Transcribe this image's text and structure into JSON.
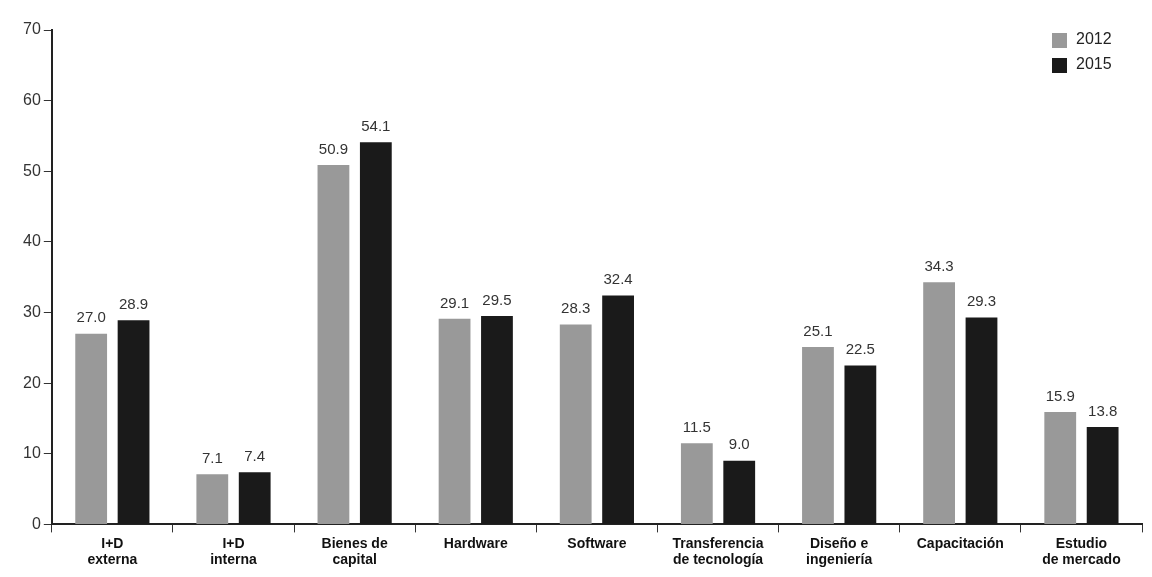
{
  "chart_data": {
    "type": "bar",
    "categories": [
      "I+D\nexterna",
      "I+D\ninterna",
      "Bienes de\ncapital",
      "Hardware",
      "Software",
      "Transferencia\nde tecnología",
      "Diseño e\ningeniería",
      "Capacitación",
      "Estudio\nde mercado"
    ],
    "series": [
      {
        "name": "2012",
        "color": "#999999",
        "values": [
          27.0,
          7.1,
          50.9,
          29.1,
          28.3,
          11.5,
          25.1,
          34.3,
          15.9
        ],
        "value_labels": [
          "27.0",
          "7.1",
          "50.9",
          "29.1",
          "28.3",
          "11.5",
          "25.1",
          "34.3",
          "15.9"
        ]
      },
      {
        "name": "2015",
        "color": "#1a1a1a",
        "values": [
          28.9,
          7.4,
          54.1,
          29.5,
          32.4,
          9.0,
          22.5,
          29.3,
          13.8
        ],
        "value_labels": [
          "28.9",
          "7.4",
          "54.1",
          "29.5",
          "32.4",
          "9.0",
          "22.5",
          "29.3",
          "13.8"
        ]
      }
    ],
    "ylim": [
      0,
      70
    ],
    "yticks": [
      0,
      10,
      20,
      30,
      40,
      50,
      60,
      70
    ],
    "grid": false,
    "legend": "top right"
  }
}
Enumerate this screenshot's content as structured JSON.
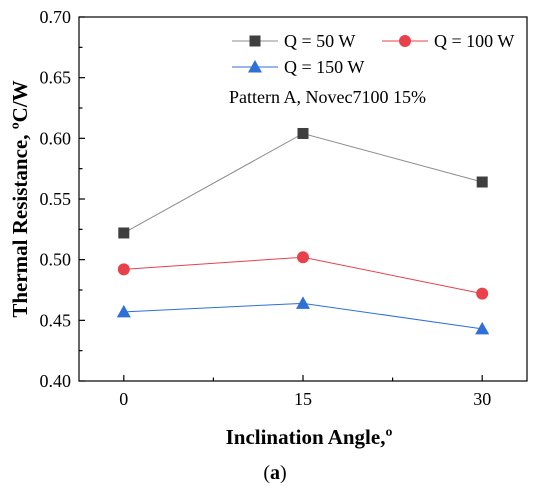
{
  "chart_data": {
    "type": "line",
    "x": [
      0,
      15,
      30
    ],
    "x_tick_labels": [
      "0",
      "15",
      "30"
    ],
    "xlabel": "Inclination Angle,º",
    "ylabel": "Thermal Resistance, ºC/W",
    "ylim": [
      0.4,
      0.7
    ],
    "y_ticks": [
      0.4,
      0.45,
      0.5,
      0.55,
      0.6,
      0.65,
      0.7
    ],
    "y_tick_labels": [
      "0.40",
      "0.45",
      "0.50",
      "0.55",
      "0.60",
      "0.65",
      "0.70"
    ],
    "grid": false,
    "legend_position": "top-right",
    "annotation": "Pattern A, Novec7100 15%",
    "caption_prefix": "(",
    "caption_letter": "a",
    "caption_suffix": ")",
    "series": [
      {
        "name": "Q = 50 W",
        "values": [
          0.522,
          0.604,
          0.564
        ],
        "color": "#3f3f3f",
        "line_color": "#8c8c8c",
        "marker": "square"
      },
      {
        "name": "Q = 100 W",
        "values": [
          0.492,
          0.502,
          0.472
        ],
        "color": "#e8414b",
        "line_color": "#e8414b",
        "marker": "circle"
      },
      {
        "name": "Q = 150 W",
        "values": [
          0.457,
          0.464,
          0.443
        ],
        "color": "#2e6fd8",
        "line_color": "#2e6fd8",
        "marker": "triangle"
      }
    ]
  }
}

EXERCISE => Wherever a line in the data above holds "right", copy that line.

EXERCISE SOLUTION =>
    "legend": "top right"
    "legend_position": "top-right",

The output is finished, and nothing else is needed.